■ **WHAT TO PRODUCE**
Assemble all lines in which the string "have" appears.

■ **DATA SECTION**
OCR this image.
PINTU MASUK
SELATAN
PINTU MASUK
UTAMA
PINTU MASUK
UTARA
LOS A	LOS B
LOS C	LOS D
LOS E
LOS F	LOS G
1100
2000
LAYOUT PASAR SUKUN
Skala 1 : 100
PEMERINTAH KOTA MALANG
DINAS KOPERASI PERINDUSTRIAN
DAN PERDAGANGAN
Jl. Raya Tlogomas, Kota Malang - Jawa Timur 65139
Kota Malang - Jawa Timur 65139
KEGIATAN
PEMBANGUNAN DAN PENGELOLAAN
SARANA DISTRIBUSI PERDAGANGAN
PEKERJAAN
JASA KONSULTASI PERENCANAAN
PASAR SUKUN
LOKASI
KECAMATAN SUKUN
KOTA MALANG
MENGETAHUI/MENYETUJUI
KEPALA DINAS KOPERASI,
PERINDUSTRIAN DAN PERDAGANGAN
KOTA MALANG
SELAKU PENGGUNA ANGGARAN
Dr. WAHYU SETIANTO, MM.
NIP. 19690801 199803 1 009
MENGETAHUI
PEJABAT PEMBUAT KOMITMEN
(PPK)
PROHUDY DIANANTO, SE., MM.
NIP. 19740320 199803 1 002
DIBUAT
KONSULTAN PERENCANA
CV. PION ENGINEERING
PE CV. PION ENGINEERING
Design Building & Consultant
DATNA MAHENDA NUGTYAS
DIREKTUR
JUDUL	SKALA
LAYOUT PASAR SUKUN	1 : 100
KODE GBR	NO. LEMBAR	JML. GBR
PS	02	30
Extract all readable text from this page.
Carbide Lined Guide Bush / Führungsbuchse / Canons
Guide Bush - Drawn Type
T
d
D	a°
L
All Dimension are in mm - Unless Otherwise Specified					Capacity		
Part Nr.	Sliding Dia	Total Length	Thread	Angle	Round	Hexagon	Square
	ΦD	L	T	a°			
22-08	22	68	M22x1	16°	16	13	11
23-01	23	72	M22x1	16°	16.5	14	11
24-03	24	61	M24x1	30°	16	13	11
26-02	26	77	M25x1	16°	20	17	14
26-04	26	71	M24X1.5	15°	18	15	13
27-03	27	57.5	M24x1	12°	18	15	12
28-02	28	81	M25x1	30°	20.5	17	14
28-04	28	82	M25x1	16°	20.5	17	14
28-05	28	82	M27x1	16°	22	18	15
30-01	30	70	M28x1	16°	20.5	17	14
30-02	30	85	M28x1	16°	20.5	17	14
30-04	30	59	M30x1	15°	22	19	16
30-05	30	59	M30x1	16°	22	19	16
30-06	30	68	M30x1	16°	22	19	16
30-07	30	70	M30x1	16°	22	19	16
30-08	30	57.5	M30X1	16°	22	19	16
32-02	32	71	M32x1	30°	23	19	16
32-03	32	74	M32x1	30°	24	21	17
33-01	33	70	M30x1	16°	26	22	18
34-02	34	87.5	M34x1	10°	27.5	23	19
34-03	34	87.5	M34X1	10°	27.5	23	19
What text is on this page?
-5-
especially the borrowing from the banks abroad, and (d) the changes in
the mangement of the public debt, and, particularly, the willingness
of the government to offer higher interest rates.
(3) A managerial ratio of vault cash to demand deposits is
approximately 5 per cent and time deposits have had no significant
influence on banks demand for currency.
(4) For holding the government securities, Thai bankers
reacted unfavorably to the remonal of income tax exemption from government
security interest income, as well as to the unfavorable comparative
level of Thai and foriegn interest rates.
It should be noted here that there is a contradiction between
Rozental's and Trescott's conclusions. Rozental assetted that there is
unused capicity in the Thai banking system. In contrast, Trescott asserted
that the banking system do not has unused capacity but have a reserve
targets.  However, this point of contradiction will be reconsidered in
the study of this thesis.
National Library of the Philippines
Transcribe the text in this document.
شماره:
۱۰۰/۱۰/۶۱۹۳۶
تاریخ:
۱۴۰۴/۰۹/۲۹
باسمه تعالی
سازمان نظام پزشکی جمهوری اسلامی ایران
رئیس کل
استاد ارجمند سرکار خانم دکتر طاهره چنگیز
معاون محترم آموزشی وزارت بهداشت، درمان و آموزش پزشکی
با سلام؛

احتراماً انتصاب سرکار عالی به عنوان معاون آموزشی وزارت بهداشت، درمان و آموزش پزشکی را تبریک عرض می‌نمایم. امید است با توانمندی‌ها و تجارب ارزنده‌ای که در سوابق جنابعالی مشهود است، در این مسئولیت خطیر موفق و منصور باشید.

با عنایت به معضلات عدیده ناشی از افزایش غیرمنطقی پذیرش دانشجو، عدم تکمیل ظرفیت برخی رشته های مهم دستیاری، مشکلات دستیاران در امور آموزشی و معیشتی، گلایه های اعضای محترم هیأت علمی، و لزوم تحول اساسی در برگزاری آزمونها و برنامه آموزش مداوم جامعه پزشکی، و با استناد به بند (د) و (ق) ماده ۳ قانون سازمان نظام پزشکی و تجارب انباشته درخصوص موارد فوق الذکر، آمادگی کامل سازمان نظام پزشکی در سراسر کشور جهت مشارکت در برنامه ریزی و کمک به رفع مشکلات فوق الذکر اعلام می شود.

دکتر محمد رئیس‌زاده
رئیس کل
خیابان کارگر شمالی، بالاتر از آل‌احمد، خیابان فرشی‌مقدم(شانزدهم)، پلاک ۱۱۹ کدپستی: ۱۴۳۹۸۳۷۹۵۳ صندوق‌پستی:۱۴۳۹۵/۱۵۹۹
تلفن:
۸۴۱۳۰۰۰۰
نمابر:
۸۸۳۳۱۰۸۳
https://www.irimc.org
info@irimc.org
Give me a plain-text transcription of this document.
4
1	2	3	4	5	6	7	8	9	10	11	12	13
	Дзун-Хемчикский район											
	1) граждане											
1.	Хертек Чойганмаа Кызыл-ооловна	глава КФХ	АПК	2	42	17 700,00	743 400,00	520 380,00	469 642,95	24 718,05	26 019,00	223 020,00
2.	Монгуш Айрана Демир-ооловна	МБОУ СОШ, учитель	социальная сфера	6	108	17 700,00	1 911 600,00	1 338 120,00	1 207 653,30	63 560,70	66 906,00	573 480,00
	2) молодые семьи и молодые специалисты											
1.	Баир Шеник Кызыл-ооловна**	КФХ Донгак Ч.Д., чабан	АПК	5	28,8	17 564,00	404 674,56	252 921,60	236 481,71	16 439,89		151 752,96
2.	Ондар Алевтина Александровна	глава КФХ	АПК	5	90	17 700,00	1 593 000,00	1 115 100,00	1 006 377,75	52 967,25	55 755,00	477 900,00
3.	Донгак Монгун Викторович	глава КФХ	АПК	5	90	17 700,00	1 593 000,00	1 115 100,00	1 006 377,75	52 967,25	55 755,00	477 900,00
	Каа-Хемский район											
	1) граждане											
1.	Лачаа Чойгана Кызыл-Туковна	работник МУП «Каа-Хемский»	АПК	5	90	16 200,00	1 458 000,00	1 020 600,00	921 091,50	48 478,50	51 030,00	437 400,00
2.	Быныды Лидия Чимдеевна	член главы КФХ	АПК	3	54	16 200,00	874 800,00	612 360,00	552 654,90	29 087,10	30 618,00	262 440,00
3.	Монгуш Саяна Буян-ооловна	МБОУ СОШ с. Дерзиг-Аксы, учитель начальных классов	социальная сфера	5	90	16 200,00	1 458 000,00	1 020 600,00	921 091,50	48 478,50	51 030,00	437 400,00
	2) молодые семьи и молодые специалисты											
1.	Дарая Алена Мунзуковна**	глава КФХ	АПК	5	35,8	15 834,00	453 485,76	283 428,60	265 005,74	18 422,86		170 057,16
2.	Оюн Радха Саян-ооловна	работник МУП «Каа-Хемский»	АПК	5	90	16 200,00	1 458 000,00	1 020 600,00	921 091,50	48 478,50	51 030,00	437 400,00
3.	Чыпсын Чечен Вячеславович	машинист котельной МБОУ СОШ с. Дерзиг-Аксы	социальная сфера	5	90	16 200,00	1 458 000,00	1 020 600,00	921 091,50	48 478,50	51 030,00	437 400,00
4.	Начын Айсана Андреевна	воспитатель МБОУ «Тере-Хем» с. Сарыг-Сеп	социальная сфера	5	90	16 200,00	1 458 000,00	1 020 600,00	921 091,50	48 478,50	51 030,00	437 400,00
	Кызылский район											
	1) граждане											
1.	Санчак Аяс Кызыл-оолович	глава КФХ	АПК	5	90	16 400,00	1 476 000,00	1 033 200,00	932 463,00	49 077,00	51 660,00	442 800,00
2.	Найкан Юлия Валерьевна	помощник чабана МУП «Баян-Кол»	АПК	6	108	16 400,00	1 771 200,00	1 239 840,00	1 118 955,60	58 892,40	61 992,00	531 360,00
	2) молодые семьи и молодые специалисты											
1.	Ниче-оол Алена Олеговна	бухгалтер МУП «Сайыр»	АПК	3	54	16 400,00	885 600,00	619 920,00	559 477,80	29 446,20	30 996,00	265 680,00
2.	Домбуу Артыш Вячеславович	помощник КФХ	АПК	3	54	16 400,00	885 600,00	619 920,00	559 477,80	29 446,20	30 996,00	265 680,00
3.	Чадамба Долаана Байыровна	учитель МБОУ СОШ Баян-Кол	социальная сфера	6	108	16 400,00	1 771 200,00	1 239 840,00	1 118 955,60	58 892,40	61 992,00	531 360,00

■ **COMPLETE OUTPUT**
approximately 5 per cent and time deposits have had no significant
that the banking system do not has unused capacity but have a reserve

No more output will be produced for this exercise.